## OBJECTIVE
Repeat all of the data precisely.

## PROVIDED RECORDS
________
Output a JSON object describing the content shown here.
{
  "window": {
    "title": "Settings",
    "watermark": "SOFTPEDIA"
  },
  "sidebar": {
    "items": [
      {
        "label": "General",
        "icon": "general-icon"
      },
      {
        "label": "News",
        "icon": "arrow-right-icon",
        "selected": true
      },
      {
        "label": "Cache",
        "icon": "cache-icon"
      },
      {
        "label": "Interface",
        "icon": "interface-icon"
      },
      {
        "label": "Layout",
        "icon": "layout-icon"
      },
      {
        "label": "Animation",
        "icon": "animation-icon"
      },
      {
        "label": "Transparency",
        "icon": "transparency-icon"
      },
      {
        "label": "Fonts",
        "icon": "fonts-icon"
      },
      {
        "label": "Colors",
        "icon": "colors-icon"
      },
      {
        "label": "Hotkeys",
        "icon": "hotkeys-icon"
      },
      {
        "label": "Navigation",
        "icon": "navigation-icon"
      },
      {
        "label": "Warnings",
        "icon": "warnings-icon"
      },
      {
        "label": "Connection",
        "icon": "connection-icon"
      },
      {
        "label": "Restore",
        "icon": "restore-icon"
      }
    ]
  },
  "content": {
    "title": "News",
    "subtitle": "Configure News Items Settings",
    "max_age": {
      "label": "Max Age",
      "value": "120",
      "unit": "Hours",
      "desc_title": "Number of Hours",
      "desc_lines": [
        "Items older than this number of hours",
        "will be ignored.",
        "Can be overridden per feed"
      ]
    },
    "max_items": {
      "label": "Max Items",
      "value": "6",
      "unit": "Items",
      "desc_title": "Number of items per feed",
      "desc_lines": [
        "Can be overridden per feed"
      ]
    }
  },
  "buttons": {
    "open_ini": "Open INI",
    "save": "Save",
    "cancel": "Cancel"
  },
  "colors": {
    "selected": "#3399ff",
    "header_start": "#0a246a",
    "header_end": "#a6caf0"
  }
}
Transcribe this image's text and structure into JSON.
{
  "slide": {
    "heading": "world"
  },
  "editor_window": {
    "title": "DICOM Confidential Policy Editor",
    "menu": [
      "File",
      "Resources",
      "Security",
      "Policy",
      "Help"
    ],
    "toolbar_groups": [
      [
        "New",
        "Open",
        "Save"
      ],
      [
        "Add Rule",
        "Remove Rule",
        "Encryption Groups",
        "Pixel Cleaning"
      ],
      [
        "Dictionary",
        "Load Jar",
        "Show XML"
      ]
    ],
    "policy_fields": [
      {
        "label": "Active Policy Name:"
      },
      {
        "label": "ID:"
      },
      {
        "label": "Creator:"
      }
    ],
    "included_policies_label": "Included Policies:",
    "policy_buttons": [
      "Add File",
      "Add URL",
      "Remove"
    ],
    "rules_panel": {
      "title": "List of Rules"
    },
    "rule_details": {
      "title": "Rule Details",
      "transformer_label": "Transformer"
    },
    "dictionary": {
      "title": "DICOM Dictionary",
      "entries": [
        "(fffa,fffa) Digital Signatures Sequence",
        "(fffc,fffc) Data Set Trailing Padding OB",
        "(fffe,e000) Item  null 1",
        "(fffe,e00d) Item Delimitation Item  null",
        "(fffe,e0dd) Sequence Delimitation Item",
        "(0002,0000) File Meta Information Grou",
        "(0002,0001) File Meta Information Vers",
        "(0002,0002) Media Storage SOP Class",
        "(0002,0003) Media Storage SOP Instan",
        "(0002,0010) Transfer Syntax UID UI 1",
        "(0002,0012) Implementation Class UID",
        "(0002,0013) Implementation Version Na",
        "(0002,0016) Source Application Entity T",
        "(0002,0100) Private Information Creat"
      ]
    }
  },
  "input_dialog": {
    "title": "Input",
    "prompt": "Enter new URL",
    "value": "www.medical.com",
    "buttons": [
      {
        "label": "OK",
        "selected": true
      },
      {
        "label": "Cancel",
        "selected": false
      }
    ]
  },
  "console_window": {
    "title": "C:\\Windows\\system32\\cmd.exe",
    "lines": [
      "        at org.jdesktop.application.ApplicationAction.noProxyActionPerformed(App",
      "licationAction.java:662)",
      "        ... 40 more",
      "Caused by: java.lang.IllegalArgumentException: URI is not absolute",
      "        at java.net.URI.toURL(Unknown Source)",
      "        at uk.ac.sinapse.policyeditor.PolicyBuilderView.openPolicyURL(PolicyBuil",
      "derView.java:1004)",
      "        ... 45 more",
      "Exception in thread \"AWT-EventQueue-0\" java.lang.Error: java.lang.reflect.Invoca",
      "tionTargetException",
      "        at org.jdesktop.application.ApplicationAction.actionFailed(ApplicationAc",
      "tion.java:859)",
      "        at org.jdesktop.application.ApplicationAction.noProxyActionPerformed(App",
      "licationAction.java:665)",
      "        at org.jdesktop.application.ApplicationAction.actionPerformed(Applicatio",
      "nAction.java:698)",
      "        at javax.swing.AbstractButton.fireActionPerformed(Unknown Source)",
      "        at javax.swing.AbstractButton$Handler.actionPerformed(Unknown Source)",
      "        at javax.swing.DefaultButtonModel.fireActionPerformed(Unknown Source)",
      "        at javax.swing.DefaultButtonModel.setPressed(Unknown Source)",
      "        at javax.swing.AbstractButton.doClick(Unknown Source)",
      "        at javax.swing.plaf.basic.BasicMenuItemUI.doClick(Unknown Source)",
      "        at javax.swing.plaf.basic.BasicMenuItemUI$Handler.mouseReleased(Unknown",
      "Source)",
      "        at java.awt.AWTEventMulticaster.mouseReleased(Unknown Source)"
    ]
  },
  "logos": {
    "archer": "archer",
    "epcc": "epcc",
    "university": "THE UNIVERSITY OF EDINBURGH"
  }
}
________
## ANSWER TO THE PROBLEM
Output a JSON object describing the content shown here.
{
  "window": {
    "title": "Settings",
    "watermark": "SOFTPEDIA"
  },
  "sidebar": {
    "items": [
      {
        "label": "General",
        "icon": "general-icon"
      },
      {
        "label": "News",
        "icon": "arrow-right-icon",
        "selected": true
      },
      {
        "label": "Cache",
        "icon": "cache-icon"
      },
      {
        "label": "Interface",
        "icon": "interface-icon"
      },
      {
        "label": "Layout",
        "icon": "layout-icon"
      },
      {
        "label": "Animation",
        "icon": "animation-icon"
      },
      {
        "label": "Transparency",
        "icon": "transparency-icon"
      },
      {
        "label": "Fonts",
        "icon": "fonts-icon"
      },
      {
        "label": "Colors",
        "icon": "colors-icon"
      },
      {
        "label": "Hotkeys",
        "icon": "hotkeys-icon"
      },
      {
        "label": "Navigation",
        "icon": "navigation-icon"
      },
      {
        "label": "Warnings",
        "icon": "warnings-icon"
      },
      {
        "label": "Connection",
        "icon": "connection-icon"
      },
      {
        "label": "Restore",
        "icon": "restore-icon"
      }
    ]
  },
  "content": {
    "title": "News",
    "subtitle": "Configure News Items Settings",
    "max_age": {
      "label": "Max Age",
      "value": "120",
      "unit": "Hours",
      "desc_title": "Number of Hours",
      "desc_lines": [
        "Items older than this number of hours",
        "will be ignored.",
        "Can be overridden per feed"
      ]
    },
    "max_items": {
      "label": "Max Items",
      "value": "6",
      "unit": "Items",
      "desc_title": "Number of items per feed",
      "desc_lines": [
        "Can be overridden per feed"
      ]
    }
  },
  "buttons": {
    "open_ini": "Open INI",
    "save": "Save",
    "cancel": "Cancel"
  },
  "colors": {
    "selected": "#3399ff",
    "header_start": "#0a246a",
    "header_end": "#a6caf0"
  }
}
Transcribe this image's text and structure into JSON.
{
  "slide": {
    "heading": "world"
  },
  "editor_window": {
    "title": "DICOM Confidential Policy Editor",
    "menu": [
      "File",
      "Resources",
      "Security",
      "Policy",
      "Help"
    ],
    "toolbar_groups": [
      [
        "New",
        "Open",
        "Save"
      ],
      [
        "Add Rule",
        "Remove Rule",
        "Encryption Groups",
        "Pixel Cleaning"
      ],
      [
        "Dictionary",
        "Load Jar",
        "Show XML"
      ]
    ],
    "policy_fields": [
      {
        "label": "Active Policy Name:"
      },
      {
        "label": "ID:"
      },
      {
        "label": "Creator:"
      }
    ],
    "included_policies_label": "Included Policies:",
    "policy_buttons": [
      "Add File",
      "Add URL",
      "Remove"
    ],
    "rules_panel": {
      "title": "List of Rules"
    },
    "rule_details": {
      "title": "Rule Details",
      "transformer_label": "Transformer"
    },
    "dictionary": {
      "title": "DICOM Dictionary",
      "entries": [
        "(fffa,fffa) Digital Signatures Sequence",
        "(fffc,fffc) Data Set Trailing Padding OB",
        "(fffe,e000) Item  null 1",
        "(fffe,e00d) Item Delimitation Item  null",
        "(fffe,e0dd) Sequence Delimitation Item",
        "(0002,0000) File Meta Information Grou",
        "(0002,0001) File Meta Information Vers",
        "(0002,0002) Media Storage SOP Class",
        "(0002,0003) Media Storage SOP Instan",
        "(0002,0010) Transfer Syntax UID UI 1",
        "(0002,0012) Implementation Class UID",
        "(0002,0013) Implementation Version Na",
        "(0002,0016) Source Application Entity T",
        "(0002,0100) Private Information Creat"
      ]
    }
  },
  "input_dialog": {
    "title": "Input",
    "prompt": "Enter new URL",
    "value": "www.medical.com",
    "buttons": [
      {
        "label": "OK",
        "selected": true
      },
      {
        "label": "Cancel",
        "selected": false
      }
    ]
  },
  "console_window": {
    "title": "C:\\Windows\\system32\\cmd.exe",
    "lines": [
      "        at org.jdesktop.application.ApplicationAction.noProxyActionPerformed(App",
      "licationAction.java:662)",
      "        ... 40 more",
      "Caused by: java.lang.IllegalArgumentException: URI is not absolute",
      "        at java.net.URI.toURL(Unknown Source)",
      "        at uk.ac.sinapse.policyeditor.PolicyBuilderView.openPolicyURL(PolicyBuil",
      "derView.java:1004)",
      "        ... 45 more",
      "Exception in thread \"AWT-EventQueue-0\" java.lang.Error: java.lang.reflect.Invoca",
      "tionTargetException",
      "        at org.jdesktop.application.ApplicationAction.actionFailed(ApplicationAc",
      "tion.java:859)",
      "        at org.jdesktop.application.ApplicationAction.noProxyActionPerformed(App",
      "licationAction.java:665)",
      "        at org.jdesktop.application.ApplicationAction.actionPerformed(Applicatio",
      "nAction.java:698)",
      "        at javax.swing.AbstractButton.fireActionPerformed(Unknown Source)",
      "        at javax.swing.AbstractButton$Handler.actionPerformed(Unknown Source)",
      "        at javax.swing.DefaultButtonModel.fireActionPerformed(Unknown Source)",
      "        at javax.swing.DefaultButtonModel.setPressed(Unknown Source)",
      "        at javax.swing.AbstractButton.doClick(Unknown Source)",
      "        at javax.swing.plaf.basic.BasicMenuItemUI.doClick(Unknown Source)",
      "        at javax.swing.plaf.basic.BasicMenuItemUI$Handler.mouseReleased(Unknown",
      "Source)",
      "        at java.awt.AWTEventMulticaster.mouseReleased(Unknown Source)"
    ]
  },
  "logos": {
    "archer": "archer",
    "epcc": "epcc",
    "university": "THE UNIVERSITY OF EDINBURGH"
  }
}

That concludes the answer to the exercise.